- _WORK INSTRUCTIONS_:
Write out the entire listing below exactly as it appears, minus any pictures.
___ MATERIALS PROVIDED
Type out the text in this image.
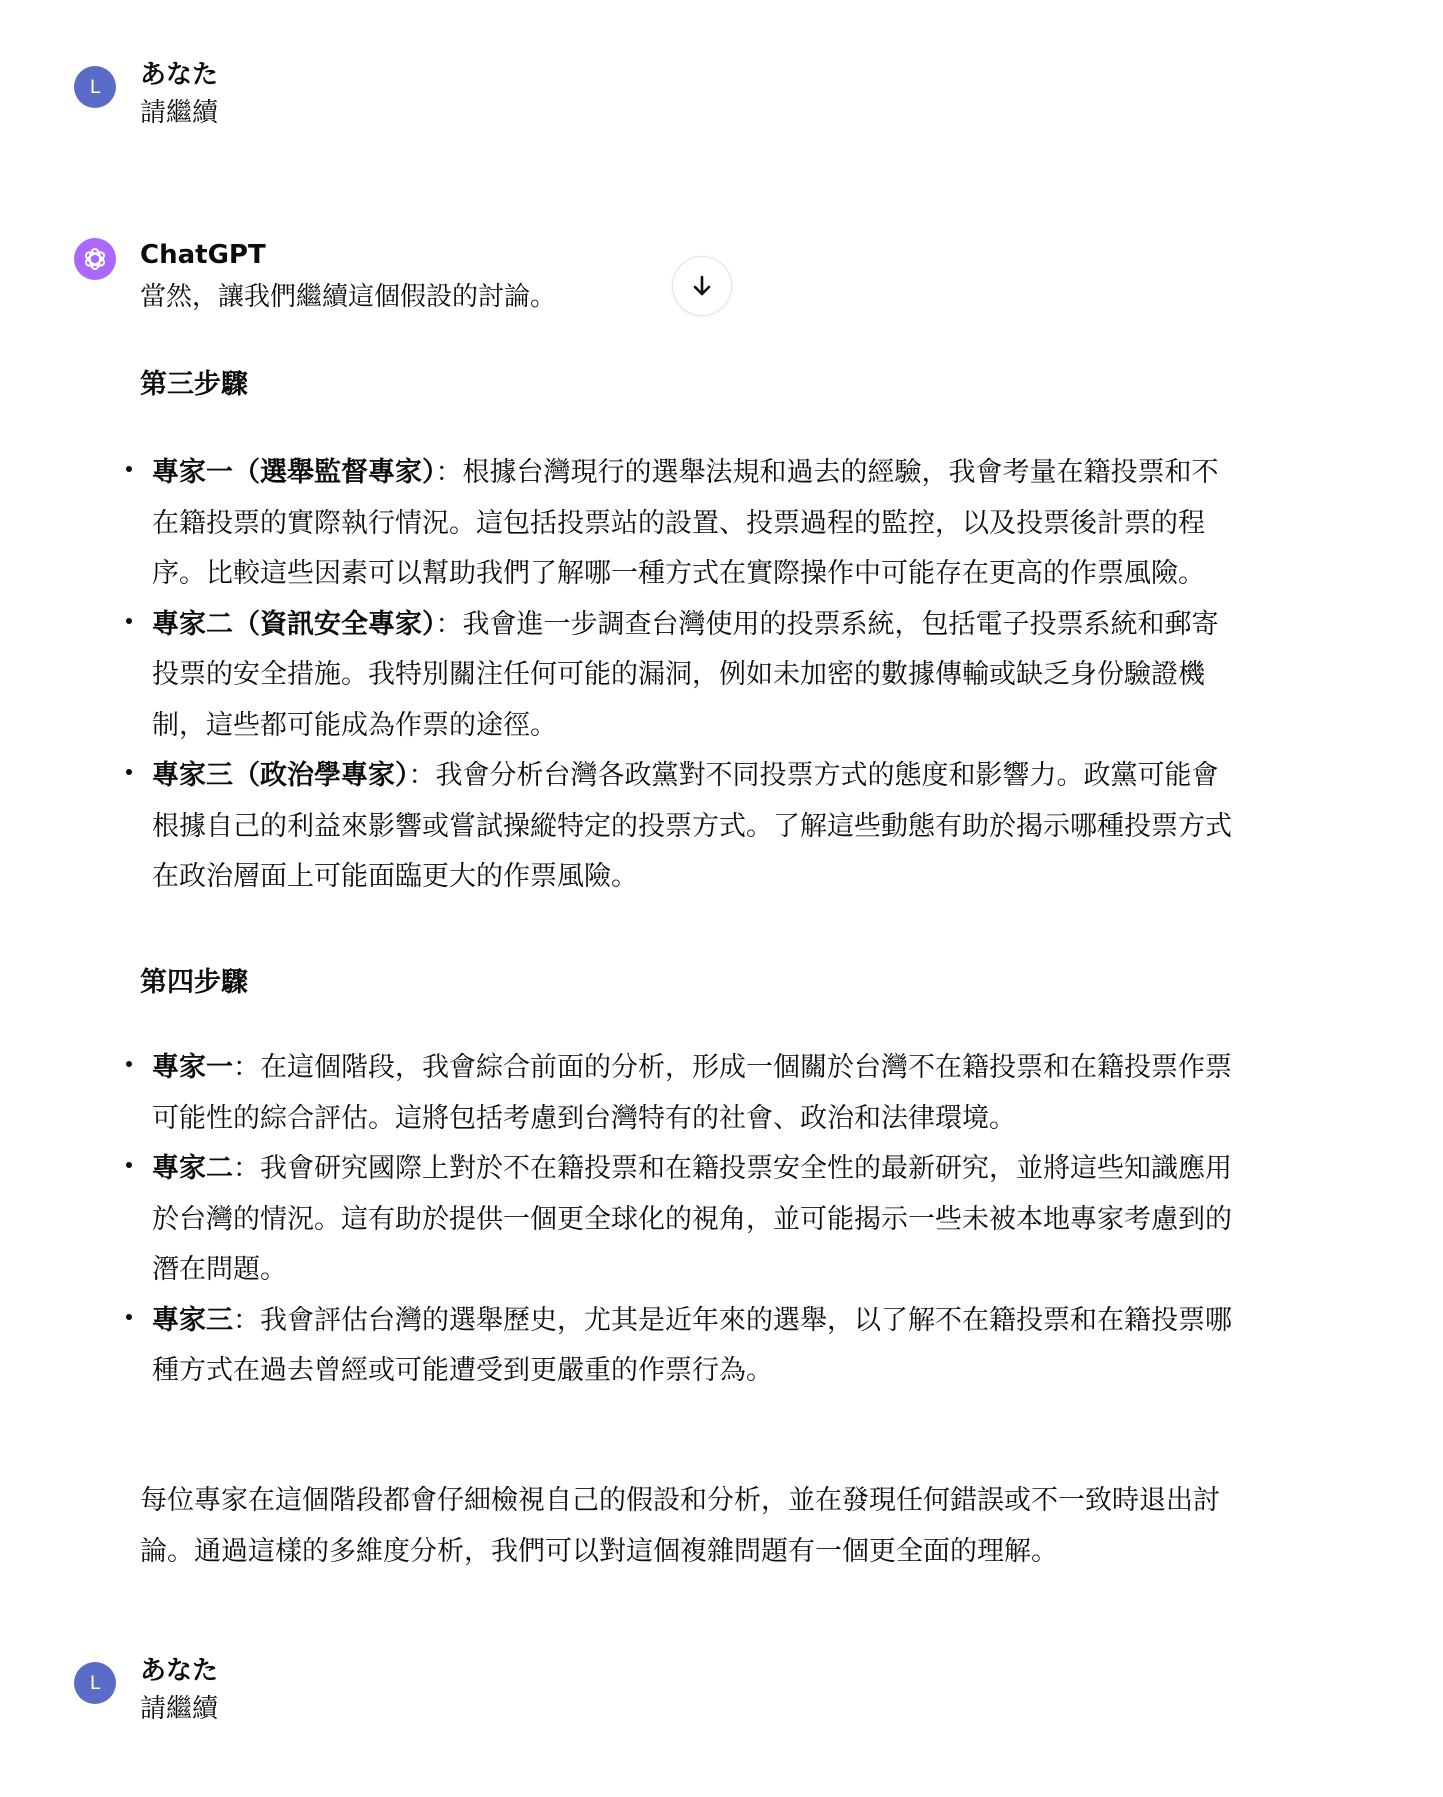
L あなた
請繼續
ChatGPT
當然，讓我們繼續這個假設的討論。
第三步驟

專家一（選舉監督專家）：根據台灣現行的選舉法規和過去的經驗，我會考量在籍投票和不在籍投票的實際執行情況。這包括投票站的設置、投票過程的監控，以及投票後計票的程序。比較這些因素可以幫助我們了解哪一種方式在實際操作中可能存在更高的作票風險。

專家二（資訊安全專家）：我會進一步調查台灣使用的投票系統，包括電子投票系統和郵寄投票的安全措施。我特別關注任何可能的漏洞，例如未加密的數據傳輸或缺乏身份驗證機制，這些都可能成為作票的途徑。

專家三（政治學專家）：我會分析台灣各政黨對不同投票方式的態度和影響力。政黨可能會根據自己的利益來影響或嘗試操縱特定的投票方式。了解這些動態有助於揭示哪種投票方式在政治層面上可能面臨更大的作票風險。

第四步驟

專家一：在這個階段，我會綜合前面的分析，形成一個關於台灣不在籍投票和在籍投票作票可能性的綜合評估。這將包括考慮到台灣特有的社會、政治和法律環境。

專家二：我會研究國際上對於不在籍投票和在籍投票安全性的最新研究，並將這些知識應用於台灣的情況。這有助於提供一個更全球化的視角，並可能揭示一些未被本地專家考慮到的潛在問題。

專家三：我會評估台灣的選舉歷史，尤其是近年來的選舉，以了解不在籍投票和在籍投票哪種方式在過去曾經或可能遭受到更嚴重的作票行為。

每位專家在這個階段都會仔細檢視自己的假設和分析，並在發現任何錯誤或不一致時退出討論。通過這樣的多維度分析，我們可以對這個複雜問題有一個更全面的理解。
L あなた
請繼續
______
- _THE COMPLETED TASK_:
Type out the text in this image.
L あなた
請繼續
ChatGPT
當然，讓我們繼續這個假設的討論。
第三步驟

專家一（選舉監督專家）：根據台灣現行的選舉法規和過去的經驗，我會考量在籍投票和不在籍投票的實際執行情況。這包括投票站的設置、投票過程的監控，以及投票後計票的程序。比較這些因素可以幫助我們了解哪一種方式在實際操作中可能存在更高的作票風險。

專家二（資訊安全專家）：我會進一步調查台灣使用的投票系統，包括電子投票系統和郵寄投票的安全措施。我特別關注任何可能的漏洞，例如未加密的數據傳輸或缺乏身份驗證機制，這些都可能成為作票的途徑。

專家三（政治學專家）：我會分析台灣各政黨對不同投票方式的態度和影響力。政黨可能會根據自己的利益來影響或嘗試操縱特定的投票方式。了解這些動態有助於揭示哪種投票方式在政治層面上可能面臨更大的作票風險。

第四步驟

專家一：在這個階段，我會綜合前面的分析，形成一個關於台灣不在籍投票和在籍投票作票可能性的綜合評估。這將包括考慮到台灣特有的社會、政治和法律環境。

專家二：我會研究國際上對於不在籍投票和在籍投票安全性的最新研究，並將這些知識應用於台灣的情況。這有助於提供一個更全球化的視角，並可能揭示一些未被本地專家考慮到的潛在問題。

專家三：我會評估台灣的選舉歷史，尤其是近年來的選舉，以了解不在籍投票和在籍投票哪種方式在過去曾經或可能遭受到更嚴重的作票行為。

每位專家在這個階段都會仔細檢視自己的假設和分析，並在發現任何錯誤或不一致時退出討論。通過這樣的多維度分析，我們可以對這個複雜問題有一個更全面的理解。
L あなた
請繼續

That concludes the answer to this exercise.